>> Begin Input rows

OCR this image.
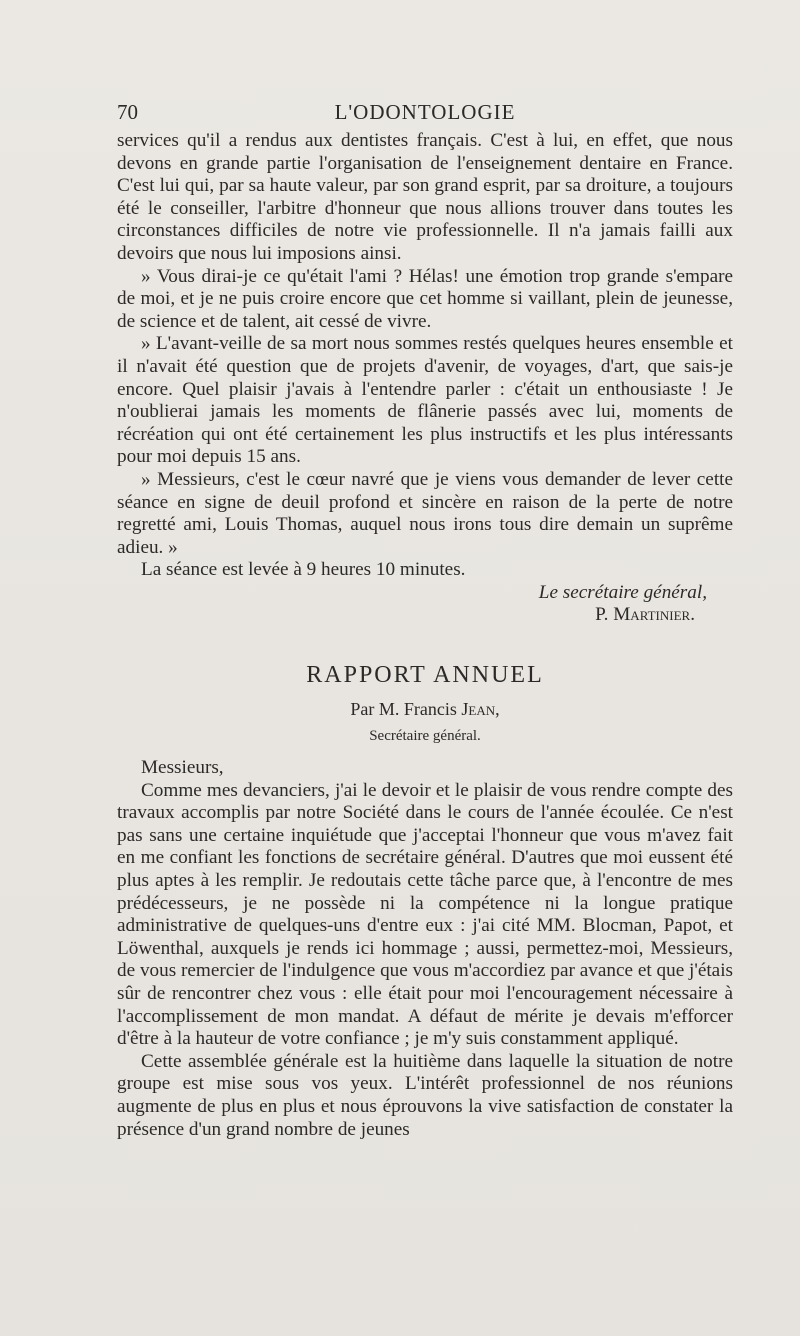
70	L'ODONTOLOGIE

services qu'il a rendus aux dentistes français. C'est à lui, en effet, que nous devons en grande partie l'organisation de l'enseignement dentaire en France. C'est lui qui, par sa haute valeur, par son grand esprit, par sa droiture, a toujours été le conseiller, l'arbitre d'honneur que nous allions trouver dans toutes les circonstances difficiles de notre vie professionnelle. Il n'a jamais failli aux devoirs que nous lui imposions ainsi.

» Vous dirai-je ce qu'était l'ami ? Hélas! une émotion trop grande s'empare de moi, et je ne puis croire encore que cet homme si vaillant, plein de jeunesse, de science et de talent, ait cessé de vivre.

» L'avant-veille de sa mort nous sommes restés quelques heures ensemble et il n'avait été question que de projets d'avenir, de voyages, d'art, que sais-je encore. Quel plaisir j'avais à l'entendre parler : c'était un enthousiaste ! Je n'oublierai jamais les moments de flânerie passés avec lui, moments de récréation qui ont été certainement les plus instructifs et les plus intéressants pour moi depuis 15 ans.

» Messieurs, c'est le cœur navré que je viens vous demander de lever cette séance en signe de deuil profond et sincère en raison de la perte de notre regretté ami, Louis Thomas, auquel nous irons tous dire demain un suprême adieu. »

La séance est levée à 9 heures 10 minutes.

Le secrétaire général,
P. Martinier.
RAPPORT ANNUEL
Par M. Francis Jean,
Secrétaire général.

Messieurs,

Comme mes devanciers, j'ai le devoir et le plaisir de vous rendre compte des travaux accomplis par notre Société dans le cours de l'année écoulée. Ce n'est pas sans une certaine inquiétude que j'acceptai l'honneur que vous m'avez fait en me confiant les fonctions de secrétaire général. D'autres que moi eussent été plus aptes à les remplir. Je redoutais cette tâche parce que, à l'encontre de mes prédécesseurs, je ne possède ni la compétence ni la longue pratique administrative de quelques-uns d'entre eux : j'ai cité MM. Blocman, Papot, et Löwenthal, auxquels je rends ici hommage ; aussi, permettez-moi, Messieurs, de vous remercier de l'indulgence que vous m'accordiez par avance et que j'étais sûr de rencontrer chez vous : elle était pour moi l'encouragement nécessaire à l'accomplissement de mon mandat. A défaut de mérite je devais m'efforcer d'être à la hauteur de votre confiance ; je m'y suis constamment appliqué.

Cette assemblée générale est la huitième dans laquelle la situation de notre groupe est mise sous vos yeux. L'intérêt professionnel de nos réunions augmente de plus en plus et nous éprouvons la vive satisfaction de constater la présence d'un grand nombre de jeunes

>> End Input rows

Exercise:
Single out each line of the records above with the string "séance" in it, and copy it.

Written answer:
» Messieurs, c'est le cœur navré que je viens vous demander de lever cette séance en signe de deuil profond et sincère en raison de la perte de notre regretté ami, Louis Thomas, auquel nous irons tous dire demain un suprême adieu. »
La séance est levée à 9 heures 10 minutes.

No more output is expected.